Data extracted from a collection
——————————

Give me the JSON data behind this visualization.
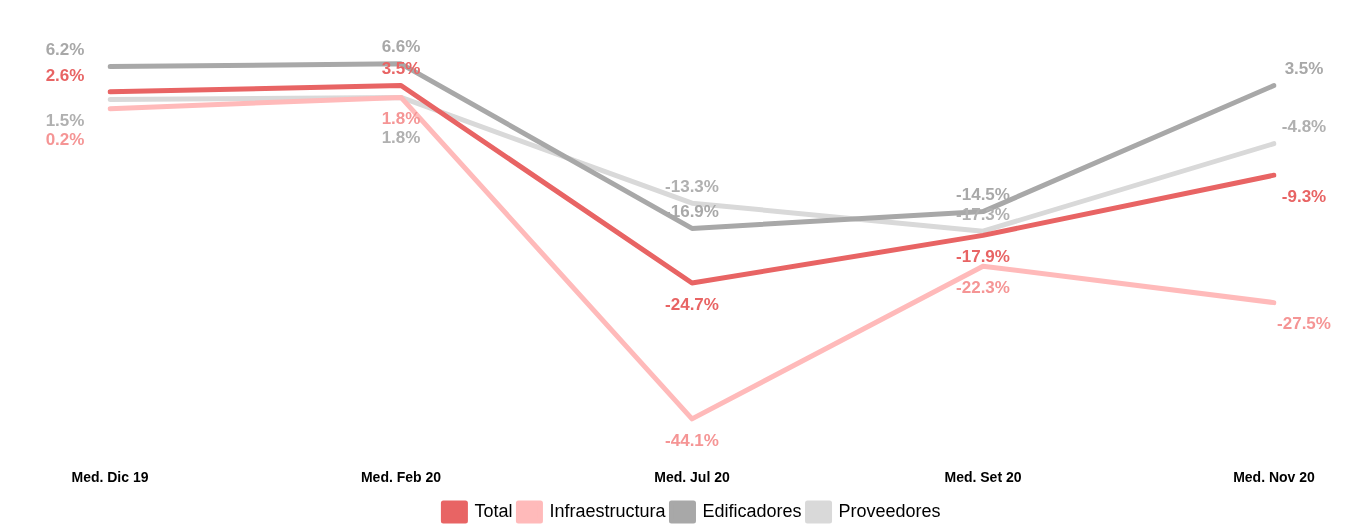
{
  "chart_data": {
    "type": "line",
    "categories": [
      "Med. Dic 19",
      "Med. Feb 20",
      "Med. Jul 20",
      "Med. Set 20",
      "Med. Nov 20"
    ],
    "series": [
      {
        "name": "Total",
        "color": "#e86464",
        "values": [
          2.6,
          3.5,
          -24.7,
          -17.9,
          -9.3
        ],
        "value_labels": [
          "2.6%",
          "3.5%",
          "-24.7%",
          "-17.9%",
          "-9.3%"
        ]
      },
      {
        "name": "Infraestructura",
        "color": "#ffbaba",
        "values": [
          0.2,
          1.8,
          -44.1,
          -22.3,
          -27.5
        ],
        "value_labels": [
          "0.2%",
          "1.8%",
          "-44.1%",
          "-22.3%",
          "-27.5%"
        ]
      },
      {
        "name": "Edificadores",
        "color": "#a8a8a8",
        "values": [
          6.2,
          6.6,
          -16.9,
          -14.5,
          3.5
        ],
        "value_labels": [
          "6.2%",
          "6.6%",
          "-16.9%",
          "-14.5%",
          "3.5%"
        ]
      },
      {
        "name": "Proveedores",
        "color": "#d9d9d9",
        "values": [
          1.5,
          1.8,
          -13.3,
          -17.3,
          -4.8
        ],
        "value_labels": [
          "1.5%",
          "1.8%",
          "-13.3%",
          "-17.3%",
          "-4.8%"
        ]
      }
    ],
    "tick_labels": "x",
    "grid": false,
    "legend": "bottom",
    "marker": "none",
    "line_style": "solid"
  }
}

——————————

- [INSTRUCTIONS TO FOLLOW]
Using the listing, collect all lines in which the string "name" is found.

- [RESULT FOR THIS EXERCISE]
        "name": "Total",
        "name": "Infraestructura",
        "name": "Edificadores",
        "name": "Proveedores",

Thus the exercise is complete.